#### What the exercise asks
Copy out all of the material exactly as presented.

*** Dataset content ***

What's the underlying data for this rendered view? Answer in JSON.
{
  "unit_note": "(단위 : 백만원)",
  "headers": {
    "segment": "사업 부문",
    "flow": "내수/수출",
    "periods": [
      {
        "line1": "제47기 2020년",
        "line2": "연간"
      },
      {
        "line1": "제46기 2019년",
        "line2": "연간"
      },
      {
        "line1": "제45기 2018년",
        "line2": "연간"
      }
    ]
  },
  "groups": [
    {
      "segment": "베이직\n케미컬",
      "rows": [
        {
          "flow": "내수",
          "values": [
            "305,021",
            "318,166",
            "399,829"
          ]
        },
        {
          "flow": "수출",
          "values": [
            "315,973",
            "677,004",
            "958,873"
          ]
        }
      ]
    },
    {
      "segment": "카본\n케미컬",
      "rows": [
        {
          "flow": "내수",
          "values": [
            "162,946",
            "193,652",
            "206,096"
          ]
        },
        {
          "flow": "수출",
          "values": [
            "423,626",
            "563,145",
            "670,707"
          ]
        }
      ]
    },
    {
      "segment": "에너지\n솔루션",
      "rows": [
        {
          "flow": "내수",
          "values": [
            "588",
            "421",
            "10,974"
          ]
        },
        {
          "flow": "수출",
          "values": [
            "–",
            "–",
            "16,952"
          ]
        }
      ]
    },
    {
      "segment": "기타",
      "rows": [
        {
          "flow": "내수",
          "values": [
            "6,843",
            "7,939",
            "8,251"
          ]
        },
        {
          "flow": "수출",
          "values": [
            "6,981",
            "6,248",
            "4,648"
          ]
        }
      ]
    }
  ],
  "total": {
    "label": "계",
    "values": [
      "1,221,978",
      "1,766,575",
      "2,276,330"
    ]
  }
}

***

#### Problem solution
What's the underlying data for this rendered view? Answer in JSON.
{
  "unit_note": "(단위 : 백만원)",
  "headers": {
    "segment": "사업 부문",
    "flow": "내수/수출",
    "periods": [
      {
        "line1": "제47기 2020년",
        "line2": "연간"
      },
      {
        "line1": "제46기 2019년",
        "line2": "연간"
      },
      {
        "line1": "제45기 2018년",
        "line2": "연간"
      }
    ]
  },
  "groups": [
    {
      "segment": "베이직\n케미컬",
      "rows": [
        {
          "flow": "내수",
          "values": [
            "305,021",
            "318,166",
            "399,829"
          ]
        },
        {
          "flow": "수출",
          "values": [
            "315,973",
            "677,004",
            "958,873"
          ]
        }
      ]
    },
    {
      "segment": "카본\n케미컬",
      "rows": [
        {
          "flow": "내수",
          "values": [
            "162,946",
            "193,652",
            "206,096"
          ]
        },
        {
          "flow": "수출",
          "values": [
            "423,626",
            "563,145",
            "670,707"
          ]
        }
      ]
    },
    {
      "segment": "에너지\n솔루션",
      "rows": [
        {
          "flow": "내수",
          "values": [
            "588",
            "421",
            "10,974"
          ]
        },
        {
          "flow": "수출",
          "values": [
            "–",
            "–",
            "16,952"
          ]
        }
      ]
    },
    {
      "segment": "기타",
      "rows": [
        {
          "flow": "내수",
          "values": [
            "6,843",
            "7,939",
            "8,251"
          ]
        },
        {
          "flow": "수출",
          "values": [
            "6,981",
            "6,248",
            "4,648"
          ]
        }
      ]
    }
  ],
  "total": {
    "label": "계",
    "values": [
      "1,221,978",
      "1,766,575",
      "2,276,330"
    ]
  }
}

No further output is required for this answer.